## Problem to solve:
Output the records exactly. Include every line.

————————

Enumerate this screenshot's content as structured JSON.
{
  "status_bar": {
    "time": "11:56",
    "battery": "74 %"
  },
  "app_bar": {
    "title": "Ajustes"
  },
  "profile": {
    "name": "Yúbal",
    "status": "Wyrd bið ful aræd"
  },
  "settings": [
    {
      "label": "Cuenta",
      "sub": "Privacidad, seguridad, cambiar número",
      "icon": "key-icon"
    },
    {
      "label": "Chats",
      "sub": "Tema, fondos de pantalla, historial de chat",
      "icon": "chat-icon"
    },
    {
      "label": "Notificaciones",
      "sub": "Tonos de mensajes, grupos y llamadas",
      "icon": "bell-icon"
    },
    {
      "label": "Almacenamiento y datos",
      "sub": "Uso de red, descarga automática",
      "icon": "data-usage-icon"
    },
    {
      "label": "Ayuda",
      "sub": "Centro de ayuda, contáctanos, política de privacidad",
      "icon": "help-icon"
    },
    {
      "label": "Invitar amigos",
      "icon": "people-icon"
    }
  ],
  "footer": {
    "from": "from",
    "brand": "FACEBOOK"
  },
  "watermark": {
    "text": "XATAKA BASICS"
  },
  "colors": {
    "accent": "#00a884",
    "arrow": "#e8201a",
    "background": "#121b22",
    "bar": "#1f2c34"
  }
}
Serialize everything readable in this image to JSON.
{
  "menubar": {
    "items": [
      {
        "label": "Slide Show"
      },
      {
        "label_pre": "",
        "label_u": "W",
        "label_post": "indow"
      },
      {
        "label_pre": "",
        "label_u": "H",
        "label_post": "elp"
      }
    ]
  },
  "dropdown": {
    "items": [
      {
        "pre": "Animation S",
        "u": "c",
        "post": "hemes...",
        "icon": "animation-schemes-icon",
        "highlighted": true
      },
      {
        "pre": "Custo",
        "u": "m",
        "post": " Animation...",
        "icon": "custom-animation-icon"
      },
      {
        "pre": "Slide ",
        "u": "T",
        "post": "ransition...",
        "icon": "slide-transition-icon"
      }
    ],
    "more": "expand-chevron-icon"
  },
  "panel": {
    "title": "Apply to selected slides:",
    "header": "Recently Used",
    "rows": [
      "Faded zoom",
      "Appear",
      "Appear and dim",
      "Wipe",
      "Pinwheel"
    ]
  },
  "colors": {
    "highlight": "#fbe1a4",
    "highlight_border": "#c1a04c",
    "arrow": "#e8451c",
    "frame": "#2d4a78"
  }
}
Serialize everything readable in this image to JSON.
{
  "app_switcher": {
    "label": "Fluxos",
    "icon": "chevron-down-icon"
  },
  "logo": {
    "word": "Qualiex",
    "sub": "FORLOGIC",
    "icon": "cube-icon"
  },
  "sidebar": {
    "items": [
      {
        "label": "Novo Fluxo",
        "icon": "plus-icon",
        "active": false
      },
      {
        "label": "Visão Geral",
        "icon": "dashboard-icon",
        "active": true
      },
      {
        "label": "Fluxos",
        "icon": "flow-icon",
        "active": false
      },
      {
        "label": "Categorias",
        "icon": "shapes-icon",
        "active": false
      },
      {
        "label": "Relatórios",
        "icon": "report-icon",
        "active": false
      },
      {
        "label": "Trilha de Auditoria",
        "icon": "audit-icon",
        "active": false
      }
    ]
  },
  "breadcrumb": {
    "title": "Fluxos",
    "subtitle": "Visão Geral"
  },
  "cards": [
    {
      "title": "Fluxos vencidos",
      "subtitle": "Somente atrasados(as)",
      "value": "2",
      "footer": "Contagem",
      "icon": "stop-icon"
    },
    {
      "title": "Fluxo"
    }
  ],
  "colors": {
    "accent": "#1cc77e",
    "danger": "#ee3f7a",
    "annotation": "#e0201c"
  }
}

————————

## Solution to the problem:
Enumerate this screenshot's content as structured JSON.
{
  "status_bar": {
    "time": "11:56",
    "battery": "74 %"
  },
  "app_bar": {
    "title": "Ajustes"
  },
  "profile": {
    "name": "Yúbal",
    "status": "Wyrd bið ful aræd"
  },
  "settings": [
    {
      "label": "Cuenta",
      "sub": "Privacidad, seguridad, cambiar número",
      "icon": "key-icon"
    },
    {
      "label": "Chats",
      "sub": "Tema, fondos de pantalla, historial de chat",
      "icon": "chat-icon"
    },
    {
      "label": "Notificaciones",
      "sub": "Tonos de mensajes, grupos y llamadas",
      "icon": "bell-icon"
    },
    {
      "label": "Almacenamiento y datos",
      "sub": "Uso de red, descarga automática",
      "icon": "data-usage-icon"
    },
    {
      "label": "Ayuda",
      "sub": "Centro de ayuda, contáctanos, política de privacidad",
      "icon": "help-icon"
    },
    {
      "label": "Invitar amigos",
      "icon": "people-icon"
    }
  ],
  "footer": {
    "from": "from",
    "brand": "FACEBOOK"
  },
  "watermark": {
    "text": "XATAKA BASICS"
  },
  "colors": {
    "accent": "#00a884",
    "arrow": "#e8201a",
    "background": "#121b22",
    "bar": "#1f2c34"
  }
}
Serialize everything readable in this image to JSON.
{
  "menubar": {
    "items": [
      {
        "label": "Slide Show"
      },
      {
        "label_pre": "",
        "label_u": "W",
        "label_post": "indow"
      },
      {
        "label_pre": "",
        "label_u": "H",
        "label_post": "elp"
      }
    ]
  },
  "dropdown": {
    "items": [
      {
        "pre": "Animation S",
        "u": "c",
        "post": "hemes...",
        "icon": "animation-schemes-icon",
        "highlighted": true
      },
      {
        "pre": "Custo",
        "u": "m",
        "post": " Animation...",
        "icon": "custom-animation-icon"
      },
      {
        "pre": "Slide ",
        "u": "T",
        "post": "ransition...",
        "icon": "slide-transition-icon"
      }
    ],
    "more": "expand-chevron-icon"
  },
  "panel": {
    "title": "Apply to selected slides:",
    "header": "Recently Used",
    "rows": [
      "Faded zoom",
      "Appear",
      "Appear and dim",
      "Wipe",
      "Pinwheel"
    ]
  },
  "colors": {
    "highlight": "#fbe1a4",
    "highlight_border": "#c1a04c",
    "arrow": "#e8451c",
    "frame": "#2d4a78"
  }
}
Serialize everything readable in this image to JSON.
{
  "app_switcher": {
    "label": "Fluxos",
    "icon": "chevron-down-icon"
  },
  "logo": {
    "word": "Qualiex",
    "sub": "FORLOGIC",
    "icon": "cube-icon"
  },
  "sidebar": {
    "items": [
      {
        "label": "Novo Fluxo",
        "icon": "plus-icon",
        "active": false
      },
      {
        "label": "Visão Geral",
        "icon": "dashboard-icon",
        "active": true
      },
      {
        "label": "Fluxos",
        "icon": "flow-icon",
        "active": false
      },
      {
        "label": "Categorias",
        "icon": "shapes-icon",
        "active": false
      },
      {
        "label": "Relatórios",
        "icon": "report-icon",
        "active": false
      },
      {
        "label": "Trilha de Auditoria",
        "icon": "audit-icon",
        "active": false
      }
    ]
  },
  "breadcrumb": {
    "title": "Fluxos",
    "subtitle": "Visão Geral"
  },
  "cards": [
    {
      "title": "Fluxos vencidos",
      "subtitle": "Somente atrasados(as)",
      "value": "2",
      "footer": "Contagem",
      "icon": "stop-icon"
    },
    {
      "title": "Fluxo"
    }
  ],
  "colors": {
    "accent": "#1cc77e",
    "danger": "#ee3f7a",
    "annotation": "#e0201c"
  }
}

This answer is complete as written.